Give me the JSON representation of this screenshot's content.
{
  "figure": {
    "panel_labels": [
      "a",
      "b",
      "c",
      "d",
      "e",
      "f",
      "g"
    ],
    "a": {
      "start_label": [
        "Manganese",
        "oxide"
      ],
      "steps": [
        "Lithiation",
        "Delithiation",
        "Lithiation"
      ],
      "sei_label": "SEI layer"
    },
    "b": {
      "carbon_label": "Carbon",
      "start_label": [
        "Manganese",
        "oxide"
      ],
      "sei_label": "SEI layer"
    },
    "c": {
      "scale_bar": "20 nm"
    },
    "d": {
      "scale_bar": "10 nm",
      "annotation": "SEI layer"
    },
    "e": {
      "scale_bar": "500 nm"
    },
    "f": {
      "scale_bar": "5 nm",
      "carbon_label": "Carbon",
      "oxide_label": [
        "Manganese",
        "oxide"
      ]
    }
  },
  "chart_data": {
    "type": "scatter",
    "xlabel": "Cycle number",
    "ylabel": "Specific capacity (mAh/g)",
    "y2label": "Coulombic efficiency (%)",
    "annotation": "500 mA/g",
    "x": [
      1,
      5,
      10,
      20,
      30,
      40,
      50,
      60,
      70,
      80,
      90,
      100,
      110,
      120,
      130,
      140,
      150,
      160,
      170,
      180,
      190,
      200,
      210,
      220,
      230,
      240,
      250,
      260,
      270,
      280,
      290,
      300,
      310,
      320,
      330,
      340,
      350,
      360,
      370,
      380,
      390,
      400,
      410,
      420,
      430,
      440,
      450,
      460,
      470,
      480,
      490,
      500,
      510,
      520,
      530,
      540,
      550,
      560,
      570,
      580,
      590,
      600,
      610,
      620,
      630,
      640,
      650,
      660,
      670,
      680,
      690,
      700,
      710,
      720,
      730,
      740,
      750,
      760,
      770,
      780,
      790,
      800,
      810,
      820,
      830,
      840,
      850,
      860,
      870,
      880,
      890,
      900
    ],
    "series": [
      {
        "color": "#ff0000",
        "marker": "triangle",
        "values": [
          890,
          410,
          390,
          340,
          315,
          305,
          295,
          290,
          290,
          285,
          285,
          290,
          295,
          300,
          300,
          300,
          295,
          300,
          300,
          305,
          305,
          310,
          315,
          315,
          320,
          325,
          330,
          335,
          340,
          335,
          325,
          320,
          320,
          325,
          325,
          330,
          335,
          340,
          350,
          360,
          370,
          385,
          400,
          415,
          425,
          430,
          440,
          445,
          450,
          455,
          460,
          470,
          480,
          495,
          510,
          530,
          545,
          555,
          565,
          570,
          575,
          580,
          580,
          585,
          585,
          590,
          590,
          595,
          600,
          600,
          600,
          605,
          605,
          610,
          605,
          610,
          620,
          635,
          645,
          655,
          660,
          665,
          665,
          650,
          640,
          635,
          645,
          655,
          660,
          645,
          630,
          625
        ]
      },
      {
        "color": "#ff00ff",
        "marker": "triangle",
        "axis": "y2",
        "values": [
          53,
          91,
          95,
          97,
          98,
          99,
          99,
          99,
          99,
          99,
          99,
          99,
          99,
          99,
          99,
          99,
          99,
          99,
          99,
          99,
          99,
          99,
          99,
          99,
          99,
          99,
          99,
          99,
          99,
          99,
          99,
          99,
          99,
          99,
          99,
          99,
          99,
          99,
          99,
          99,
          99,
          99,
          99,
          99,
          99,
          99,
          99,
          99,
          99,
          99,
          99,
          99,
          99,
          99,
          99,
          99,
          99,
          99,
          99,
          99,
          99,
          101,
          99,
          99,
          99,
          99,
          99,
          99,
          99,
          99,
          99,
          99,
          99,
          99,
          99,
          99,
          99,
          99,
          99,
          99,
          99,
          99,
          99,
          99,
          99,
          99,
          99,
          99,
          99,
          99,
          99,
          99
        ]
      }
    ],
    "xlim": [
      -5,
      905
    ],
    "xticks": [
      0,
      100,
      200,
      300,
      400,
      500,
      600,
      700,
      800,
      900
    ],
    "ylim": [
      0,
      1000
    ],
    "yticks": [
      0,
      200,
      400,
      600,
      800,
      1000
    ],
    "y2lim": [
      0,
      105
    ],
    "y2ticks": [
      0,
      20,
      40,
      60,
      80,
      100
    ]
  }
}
****
▶ Exercise aim: Extract every record. Keep wording exact.

▶ Result of this task:
Give me the JSON representation of this screenshot's content.
{
  "figure": {
    "panel_labels": [
      "a",
      "b",
      "c",
      "d",
      "e",
      "f",
      "g"
    ],
    "a": {
      "start_label": [
        "Manganese",
        "oxide"
      ],
      "steps": [
        "Lithiation",
        "Delithiation",
        "Lithiation"
      ],
      "sei_label": "SEI layer"
    },
    "b": {
      "carbon_label": "Carbon",
      "start_label": [
        "Manganese",
        "oxide"
      ],
      "sei_label": "SEI layer"
    },
    "c": {
      "scale_bar": "20 nm"
    },
    "d": {
      "scale_bar": "10 nm",
      "annotation": "SEI layer"
    },
    "e": {
      "scale_bar": "500 nm"
    },
    "f": {
      "scale_bar": "5 nm",
      "carbon_label": "Carbon",
      "oxide_label": [
        "Manganese",
        "oxide"
      ]
    }
  },
  "chart_data": {
    "type": "scatter",
    "xlabel": "Cycle number",
    "ylabel": "Specific capacity (mAh/g)",
    "y2label": "Coulombic efficiency (%)",
    "annotation": "500 mA/g",
    "x": [
      1,
      5,
      10,
      20,
      30,
      40,
      50,
      60,
      70,
      80,
      90,
      100,
      110,
      120,
      130,
      140,
      150,
      160,
      170,
      180,
      190,
      200,
      210,
      220,
      230,
      240,
      250,
      260,
      270,
      280,
      290,
      300,
      310,
      320,
      330,
      340,
      350,
      360,
      370,
      380,
      390,
      400,
      410,
      420,
      430,
      440,
      450,
      460,
      470,
      480,
      490,
      500,
      510,
      520,
      530,
      540,
      550,
      560,
      570,
      580,
      590,
      600,
      610,
      620,
      630,
      640,
      650,
      660,
      670,
      680,
      690,
      700,
      710,
      720,
      730,
      740,
      750,
      760,
      770,
      780,
      790,
      800,
      810,
      820,
      830,
      840,
      850,
      860,
      870,
      880,
      890,
      900
    ],
    "series": [
      {
        "color": "#ff0000",
        "marker": "triangle",
        "values": [
          890,
          410,
          390,
          340,
          315,
          305,
          295,
          290,
          290,
          285,
          285,
          290,
          295,
          300,
          300,
          300,
          295,
          300,
          300,
          305,
          305,
          310,
          315,
          315,
          320,
          325,
          330,
          335,
          340,
          335,
          325,
          320,
          320,
          325,
          325,
          330,
          335,
          340,
          350,
          360,
          370,
          385,
          400,
          415,
          425,
          430,
          440,
          445,
          450,
          455,
          460,
          470,
          480,
          495,
          510,
          530,
          545,
          555,
          565,
          570,
          575,
          580,
          580,
          585,
          585,
          590,
          590,
          595,
          600,
          600,
          600,
          605,
          605,
          610,
          605,
          610,
          620,
          635,
          645,
          655,
          660,
          665,
          665,
          650,
          640,
          635,
          645,
          655,
          660,
          645,
          630,
          625
        ]
      },
      {
        "color": "#ff00ff",
        "marker": "triangle",
        "axis": "y2",
        "values": [
          53,
          91,
          95,
          97,
          98,
          99,
          99,
          99,
          99,
          99,
          99,
          99,
          99,
          99,
          99,
          99,
          99,
          99,
          99,
          99,
          99,
          99,
          99,
          99,
          99,
          99,
          99,
          99,
          99,
          99,
          99,
          99,
          99,
          99,
          99,
          99,
          99,
          99,
          99,
          99,
          99,
          99,
          99,
          99,
          99,
          99,
          99,
          99,
          99,
          99,
          99,
          99,
          99,
          99,
          99,
          99,
          99,
          99,
          99,
          99,
          99,
          101,
          99,
          99,
          99,
          99,
          99,
          99,
          99,
          99,
          99,
          99,
          99,
          99,
          99,
          99,
          99,
          99,
          99,
          99,
          99,
          99,
          99,
          99,
          99,
          99,
          99,
          99,
          99,
          99,
          99,
          99
        ]
      }
    ],
    "xlim": [
      -5,
      905
    ],
    "xticks": [
      0,
      100,
      200,
      300,
      400,
      500,
      600,
      700,
      800,
      900
    ],
    "ylim": [
      0,
      1000
    ],
    "yticks": [
      0,
      200,
      400,
      600,
      800,
      1000
    ],
    "y2lim": [
      0,
      105
    ],
    "y2ticks": [
      0,
      20,
      40,
      60,
      80,
      100
    ]
  }
}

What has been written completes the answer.